▶ [Aim of the exercise] Transcribe everything in the data word for word. Pictures are left out.

— START Record set —

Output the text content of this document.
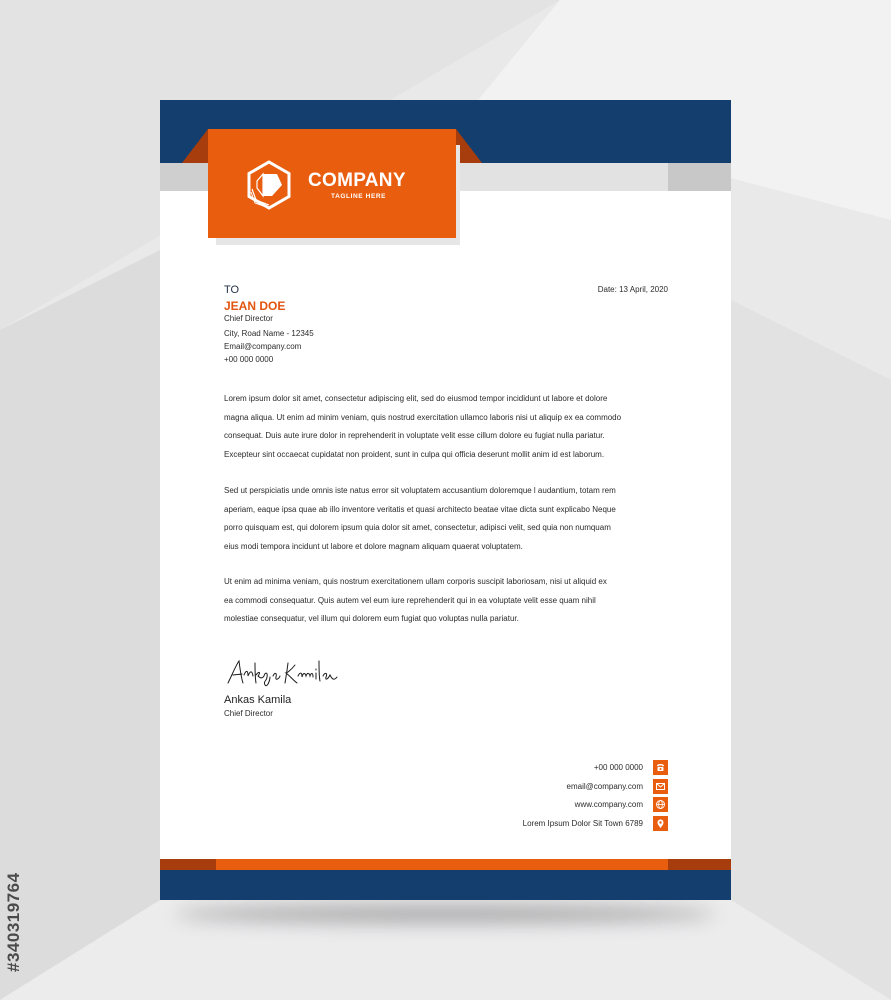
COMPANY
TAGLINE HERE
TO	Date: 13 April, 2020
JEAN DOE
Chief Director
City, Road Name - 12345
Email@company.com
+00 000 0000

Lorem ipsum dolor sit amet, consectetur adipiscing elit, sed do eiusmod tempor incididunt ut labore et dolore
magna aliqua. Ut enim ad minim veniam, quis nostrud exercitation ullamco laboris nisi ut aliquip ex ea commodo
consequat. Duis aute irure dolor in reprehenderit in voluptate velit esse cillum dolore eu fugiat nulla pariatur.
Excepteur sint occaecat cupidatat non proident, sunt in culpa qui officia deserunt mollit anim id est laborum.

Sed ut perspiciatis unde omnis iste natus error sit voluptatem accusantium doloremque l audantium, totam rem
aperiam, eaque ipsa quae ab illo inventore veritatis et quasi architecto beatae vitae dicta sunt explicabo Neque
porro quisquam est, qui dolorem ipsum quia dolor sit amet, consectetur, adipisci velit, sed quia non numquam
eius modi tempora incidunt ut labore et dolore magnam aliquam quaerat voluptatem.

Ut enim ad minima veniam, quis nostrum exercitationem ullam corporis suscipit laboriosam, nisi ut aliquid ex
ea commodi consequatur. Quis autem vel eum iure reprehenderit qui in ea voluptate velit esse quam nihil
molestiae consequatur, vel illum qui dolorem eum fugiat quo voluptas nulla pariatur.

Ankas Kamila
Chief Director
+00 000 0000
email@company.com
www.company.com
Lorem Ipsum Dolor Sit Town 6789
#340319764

— END Record set —

▶ [Solution to the exercise]
Output the text content of this document.
COMPANY
TAGLINE HERE
TO	Date: 13 April, 2020
JEAN DOE
Chief Director
City, Road Name - 12345
Email@company.com
+00 000 0000

Lorem ipsum dolor sit amet, consectetur adipiscing elit, sed do eiusmod tempor incididunt ut labore et dolore
magna aliqua. Ut enim ad minim veniam, quis nostrud exercitation ullamco laboris nisi ut aliquip ex ea commodo
consequat. Duis aute irure dolor in reprehenderit in voluptate velit esse cillum dolore eu fugiat nulla pariatur.
Excepteur sint occaecat cupidatat non proident, sunt in culpa qui officia deserunt mollit anim id est laborum.

Sed ut perspiciatis unde omnis iste natus error sit voluptatem accusantium doloremque l audantium, totam rem
aperiam, eaque ipsa quae ab illo inventore veritatis et quasi architecto beatae vitae dicta sunt explicabo Neque
porro quisquam est, qui dolorem ipsum quia dolor sit amet, consectetur, adipisci velit, sed quia non numquam
eius modi tempora incidunt ut labore et dolore magnam aliquam quaerat voluptatem.

Ut enim ad minima veniam, quis nostrum exercitationem ullam corporis suscipit laboriosam, nisi ut aliquid ex
ea commodi consequatur. Quis autem vel eum iure reprehenderit qui in ea voluptate velit esse quam nihil
molestiae consequatur, vel illum qui dolorem eum fugiat quo voluptas nulla pariatur.

Ankas Kamila
Chief Director
+00 000 0000
email@company.com
www.company.com
Lorem Ipsum Dolor Sit Town 6789
#340319764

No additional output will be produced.